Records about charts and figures
********************
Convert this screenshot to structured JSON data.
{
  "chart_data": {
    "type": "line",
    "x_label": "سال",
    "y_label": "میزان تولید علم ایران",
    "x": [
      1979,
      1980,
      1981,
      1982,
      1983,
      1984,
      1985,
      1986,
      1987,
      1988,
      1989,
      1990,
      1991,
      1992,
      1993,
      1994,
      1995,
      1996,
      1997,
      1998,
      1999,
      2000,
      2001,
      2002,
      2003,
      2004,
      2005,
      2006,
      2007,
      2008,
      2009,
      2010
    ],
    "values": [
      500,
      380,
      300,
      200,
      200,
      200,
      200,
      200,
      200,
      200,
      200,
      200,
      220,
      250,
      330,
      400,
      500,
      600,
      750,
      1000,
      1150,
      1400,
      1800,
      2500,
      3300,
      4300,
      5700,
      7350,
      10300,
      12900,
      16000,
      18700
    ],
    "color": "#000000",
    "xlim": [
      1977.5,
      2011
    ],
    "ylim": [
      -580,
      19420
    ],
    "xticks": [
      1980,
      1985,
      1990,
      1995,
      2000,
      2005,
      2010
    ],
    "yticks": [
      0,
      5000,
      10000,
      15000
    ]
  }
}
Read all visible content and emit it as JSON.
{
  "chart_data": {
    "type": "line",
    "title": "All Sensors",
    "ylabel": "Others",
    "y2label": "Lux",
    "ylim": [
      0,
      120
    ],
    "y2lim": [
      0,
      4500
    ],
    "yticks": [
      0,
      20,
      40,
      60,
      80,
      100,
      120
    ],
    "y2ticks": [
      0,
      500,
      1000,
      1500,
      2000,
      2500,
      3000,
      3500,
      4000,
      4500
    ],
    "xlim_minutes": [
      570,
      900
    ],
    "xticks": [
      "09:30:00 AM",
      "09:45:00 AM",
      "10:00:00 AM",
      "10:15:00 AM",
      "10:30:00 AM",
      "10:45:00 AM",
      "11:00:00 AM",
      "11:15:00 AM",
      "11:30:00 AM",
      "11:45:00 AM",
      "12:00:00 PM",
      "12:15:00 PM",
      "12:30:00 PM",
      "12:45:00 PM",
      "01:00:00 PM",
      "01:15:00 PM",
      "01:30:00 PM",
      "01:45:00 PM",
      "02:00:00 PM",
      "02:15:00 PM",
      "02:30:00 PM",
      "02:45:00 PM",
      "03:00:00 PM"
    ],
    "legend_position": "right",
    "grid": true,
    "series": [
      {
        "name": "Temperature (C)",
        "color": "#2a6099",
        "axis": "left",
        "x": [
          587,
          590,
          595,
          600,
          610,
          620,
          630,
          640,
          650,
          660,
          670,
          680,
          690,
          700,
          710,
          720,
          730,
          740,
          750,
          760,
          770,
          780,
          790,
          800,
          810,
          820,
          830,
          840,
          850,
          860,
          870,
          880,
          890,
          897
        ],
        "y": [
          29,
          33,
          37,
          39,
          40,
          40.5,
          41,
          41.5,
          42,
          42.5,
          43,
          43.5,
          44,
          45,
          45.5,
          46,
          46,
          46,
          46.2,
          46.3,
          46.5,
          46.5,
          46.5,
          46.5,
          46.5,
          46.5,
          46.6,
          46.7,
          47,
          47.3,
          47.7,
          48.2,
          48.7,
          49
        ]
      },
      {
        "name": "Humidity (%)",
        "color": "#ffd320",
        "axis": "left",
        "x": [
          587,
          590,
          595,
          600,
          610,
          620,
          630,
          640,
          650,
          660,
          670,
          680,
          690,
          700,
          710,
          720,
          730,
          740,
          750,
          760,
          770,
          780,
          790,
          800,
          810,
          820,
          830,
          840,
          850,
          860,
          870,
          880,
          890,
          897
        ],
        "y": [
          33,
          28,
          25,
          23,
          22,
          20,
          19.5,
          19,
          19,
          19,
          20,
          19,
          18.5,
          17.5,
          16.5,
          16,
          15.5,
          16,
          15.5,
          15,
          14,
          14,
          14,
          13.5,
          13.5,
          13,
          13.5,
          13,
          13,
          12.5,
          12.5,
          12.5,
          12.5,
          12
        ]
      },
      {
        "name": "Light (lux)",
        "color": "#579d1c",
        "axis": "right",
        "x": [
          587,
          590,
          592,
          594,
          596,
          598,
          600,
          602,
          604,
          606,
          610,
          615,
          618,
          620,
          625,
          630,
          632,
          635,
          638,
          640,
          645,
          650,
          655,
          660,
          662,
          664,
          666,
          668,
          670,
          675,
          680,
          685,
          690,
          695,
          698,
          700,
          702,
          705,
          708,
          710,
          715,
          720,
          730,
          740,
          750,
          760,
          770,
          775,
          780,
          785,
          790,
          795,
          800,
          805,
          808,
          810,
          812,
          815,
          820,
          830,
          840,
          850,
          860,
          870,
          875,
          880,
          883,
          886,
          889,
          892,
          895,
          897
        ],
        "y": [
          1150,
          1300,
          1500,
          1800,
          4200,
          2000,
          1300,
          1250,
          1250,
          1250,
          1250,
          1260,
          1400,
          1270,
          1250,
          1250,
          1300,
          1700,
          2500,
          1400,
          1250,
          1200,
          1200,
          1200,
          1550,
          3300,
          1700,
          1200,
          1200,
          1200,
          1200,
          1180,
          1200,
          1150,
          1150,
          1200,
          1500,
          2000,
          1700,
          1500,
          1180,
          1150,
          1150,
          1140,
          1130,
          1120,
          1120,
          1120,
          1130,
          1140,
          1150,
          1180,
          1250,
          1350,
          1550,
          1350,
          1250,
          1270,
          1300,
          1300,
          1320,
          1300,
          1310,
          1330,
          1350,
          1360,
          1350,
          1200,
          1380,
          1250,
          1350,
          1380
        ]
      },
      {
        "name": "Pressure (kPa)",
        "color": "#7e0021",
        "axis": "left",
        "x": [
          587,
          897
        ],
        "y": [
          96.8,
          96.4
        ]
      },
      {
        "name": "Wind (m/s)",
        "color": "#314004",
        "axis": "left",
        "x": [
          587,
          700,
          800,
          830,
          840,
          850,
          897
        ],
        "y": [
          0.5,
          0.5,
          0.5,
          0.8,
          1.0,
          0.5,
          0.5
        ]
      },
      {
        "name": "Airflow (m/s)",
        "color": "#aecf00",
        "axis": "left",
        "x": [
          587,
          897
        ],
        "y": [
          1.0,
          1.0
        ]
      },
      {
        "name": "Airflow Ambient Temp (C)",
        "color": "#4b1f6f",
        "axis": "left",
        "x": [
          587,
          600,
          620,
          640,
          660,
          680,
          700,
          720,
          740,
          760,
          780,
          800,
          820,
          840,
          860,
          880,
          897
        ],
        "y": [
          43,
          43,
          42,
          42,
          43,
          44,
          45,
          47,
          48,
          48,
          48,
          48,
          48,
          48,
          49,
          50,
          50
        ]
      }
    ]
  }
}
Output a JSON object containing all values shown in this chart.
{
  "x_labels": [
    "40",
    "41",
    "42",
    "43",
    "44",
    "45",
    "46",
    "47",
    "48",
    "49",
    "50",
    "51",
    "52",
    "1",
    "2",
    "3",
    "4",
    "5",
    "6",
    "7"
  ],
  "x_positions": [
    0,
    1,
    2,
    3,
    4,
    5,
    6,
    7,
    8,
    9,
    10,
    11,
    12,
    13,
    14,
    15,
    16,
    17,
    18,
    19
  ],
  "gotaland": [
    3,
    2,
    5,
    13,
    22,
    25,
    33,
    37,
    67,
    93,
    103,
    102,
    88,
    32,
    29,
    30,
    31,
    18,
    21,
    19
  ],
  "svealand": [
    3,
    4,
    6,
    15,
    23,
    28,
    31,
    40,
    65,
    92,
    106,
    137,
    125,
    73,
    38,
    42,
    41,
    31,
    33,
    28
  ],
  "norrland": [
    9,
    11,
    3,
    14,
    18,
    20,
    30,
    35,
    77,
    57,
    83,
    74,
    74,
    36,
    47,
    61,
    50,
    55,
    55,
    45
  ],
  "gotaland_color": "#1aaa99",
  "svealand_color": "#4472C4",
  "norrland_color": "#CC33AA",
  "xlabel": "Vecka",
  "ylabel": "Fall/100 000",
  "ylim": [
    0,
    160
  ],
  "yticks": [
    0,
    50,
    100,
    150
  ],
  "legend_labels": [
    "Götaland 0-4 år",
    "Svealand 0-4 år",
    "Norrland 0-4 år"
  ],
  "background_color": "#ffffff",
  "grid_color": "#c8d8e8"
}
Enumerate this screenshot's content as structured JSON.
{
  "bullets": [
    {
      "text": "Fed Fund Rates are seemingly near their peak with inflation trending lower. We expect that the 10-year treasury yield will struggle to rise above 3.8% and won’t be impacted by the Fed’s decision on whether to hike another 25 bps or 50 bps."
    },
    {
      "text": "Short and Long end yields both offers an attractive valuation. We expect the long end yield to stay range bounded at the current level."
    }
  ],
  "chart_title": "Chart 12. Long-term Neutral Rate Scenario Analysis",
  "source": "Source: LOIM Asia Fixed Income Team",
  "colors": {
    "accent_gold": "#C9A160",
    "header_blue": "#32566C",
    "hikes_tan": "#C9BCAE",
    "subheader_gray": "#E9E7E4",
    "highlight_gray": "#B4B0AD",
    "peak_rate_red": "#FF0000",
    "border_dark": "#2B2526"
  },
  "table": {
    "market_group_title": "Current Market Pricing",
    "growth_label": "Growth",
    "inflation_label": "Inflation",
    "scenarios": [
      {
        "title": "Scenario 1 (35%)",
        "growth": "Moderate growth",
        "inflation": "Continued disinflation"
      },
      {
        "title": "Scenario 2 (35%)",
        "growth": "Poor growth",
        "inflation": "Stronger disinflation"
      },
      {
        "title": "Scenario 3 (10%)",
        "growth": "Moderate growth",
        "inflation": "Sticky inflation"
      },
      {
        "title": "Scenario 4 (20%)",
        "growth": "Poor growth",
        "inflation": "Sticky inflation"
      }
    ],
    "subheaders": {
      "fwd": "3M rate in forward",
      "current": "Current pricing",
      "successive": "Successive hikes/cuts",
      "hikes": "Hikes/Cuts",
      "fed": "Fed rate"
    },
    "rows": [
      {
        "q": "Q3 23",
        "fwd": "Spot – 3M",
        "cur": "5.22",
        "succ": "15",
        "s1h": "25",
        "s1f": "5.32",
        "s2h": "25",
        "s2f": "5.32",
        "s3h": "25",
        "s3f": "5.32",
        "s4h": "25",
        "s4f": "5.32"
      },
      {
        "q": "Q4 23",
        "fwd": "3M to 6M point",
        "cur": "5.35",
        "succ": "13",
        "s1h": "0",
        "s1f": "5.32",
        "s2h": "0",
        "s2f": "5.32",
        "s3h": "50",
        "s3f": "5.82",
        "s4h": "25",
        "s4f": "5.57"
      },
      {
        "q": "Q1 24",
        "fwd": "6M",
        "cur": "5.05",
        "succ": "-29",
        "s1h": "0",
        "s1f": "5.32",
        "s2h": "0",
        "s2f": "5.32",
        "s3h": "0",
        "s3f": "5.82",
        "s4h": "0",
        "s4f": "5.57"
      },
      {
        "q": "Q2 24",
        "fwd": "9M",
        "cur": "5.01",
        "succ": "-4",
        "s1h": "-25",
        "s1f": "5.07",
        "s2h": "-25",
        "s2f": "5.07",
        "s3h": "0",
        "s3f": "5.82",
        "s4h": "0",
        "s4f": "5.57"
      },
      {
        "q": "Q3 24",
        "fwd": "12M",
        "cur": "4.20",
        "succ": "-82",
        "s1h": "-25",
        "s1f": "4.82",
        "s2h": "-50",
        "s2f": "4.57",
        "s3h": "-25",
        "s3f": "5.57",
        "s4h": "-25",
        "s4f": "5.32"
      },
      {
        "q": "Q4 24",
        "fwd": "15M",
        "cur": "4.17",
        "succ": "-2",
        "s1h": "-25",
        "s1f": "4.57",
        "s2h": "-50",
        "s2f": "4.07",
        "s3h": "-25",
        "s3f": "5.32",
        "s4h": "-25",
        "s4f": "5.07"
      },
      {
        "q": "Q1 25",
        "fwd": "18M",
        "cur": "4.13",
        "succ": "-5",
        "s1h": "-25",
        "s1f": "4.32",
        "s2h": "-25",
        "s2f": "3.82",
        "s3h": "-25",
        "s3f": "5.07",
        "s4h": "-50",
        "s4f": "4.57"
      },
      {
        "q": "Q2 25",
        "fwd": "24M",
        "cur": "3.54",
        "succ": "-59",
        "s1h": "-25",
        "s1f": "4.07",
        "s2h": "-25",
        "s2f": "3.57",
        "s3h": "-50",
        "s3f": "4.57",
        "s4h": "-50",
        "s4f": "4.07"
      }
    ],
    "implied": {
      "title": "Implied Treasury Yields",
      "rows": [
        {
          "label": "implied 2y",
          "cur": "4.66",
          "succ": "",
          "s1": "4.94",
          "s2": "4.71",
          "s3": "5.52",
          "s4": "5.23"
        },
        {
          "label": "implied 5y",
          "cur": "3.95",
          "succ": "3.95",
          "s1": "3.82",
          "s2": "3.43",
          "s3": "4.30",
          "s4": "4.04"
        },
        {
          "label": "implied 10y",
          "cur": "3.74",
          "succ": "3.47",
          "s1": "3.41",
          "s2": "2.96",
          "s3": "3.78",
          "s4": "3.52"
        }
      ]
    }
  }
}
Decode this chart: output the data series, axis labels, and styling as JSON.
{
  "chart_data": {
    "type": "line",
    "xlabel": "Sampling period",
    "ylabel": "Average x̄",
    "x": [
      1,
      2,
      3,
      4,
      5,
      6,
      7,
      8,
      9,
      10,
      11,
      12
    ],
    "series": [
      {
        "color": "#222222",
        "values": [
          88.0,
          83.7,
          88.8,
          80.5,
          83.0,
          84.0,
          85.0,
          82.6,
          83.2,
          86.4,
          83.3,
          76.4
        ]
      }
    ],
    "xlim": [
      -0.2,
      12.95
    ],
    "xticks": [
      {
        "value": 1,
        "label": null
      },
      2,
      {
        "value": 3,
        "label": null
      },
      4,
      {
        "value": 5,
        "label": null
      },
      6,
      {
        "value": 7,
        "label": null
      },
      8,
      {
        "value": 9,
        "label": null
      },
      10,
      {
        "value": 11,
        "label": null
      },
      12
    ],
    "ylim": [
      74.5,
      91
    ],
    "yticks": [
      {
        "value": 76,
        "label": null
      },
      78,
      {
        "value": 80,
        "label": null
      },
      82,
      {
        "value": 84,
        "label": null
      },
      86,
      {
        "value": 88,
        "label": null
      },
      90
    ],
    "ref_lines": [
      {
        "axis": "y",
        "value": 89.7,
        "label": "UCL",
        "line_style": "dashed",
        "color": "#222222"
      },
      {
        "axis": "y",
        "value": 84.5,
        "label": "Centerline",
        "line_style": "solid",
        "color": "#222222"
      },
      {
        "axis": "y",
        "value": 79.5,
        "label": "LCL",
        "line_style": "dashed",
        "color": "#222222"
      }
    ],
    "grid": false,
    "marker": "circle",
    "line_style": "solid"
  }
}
********************
● What to do
Scan the data above; copy every line where "disinflation" appears.

● Answer in full
        "inflation": "Continued disinflation"
        "inflation": "Stronger disinflation"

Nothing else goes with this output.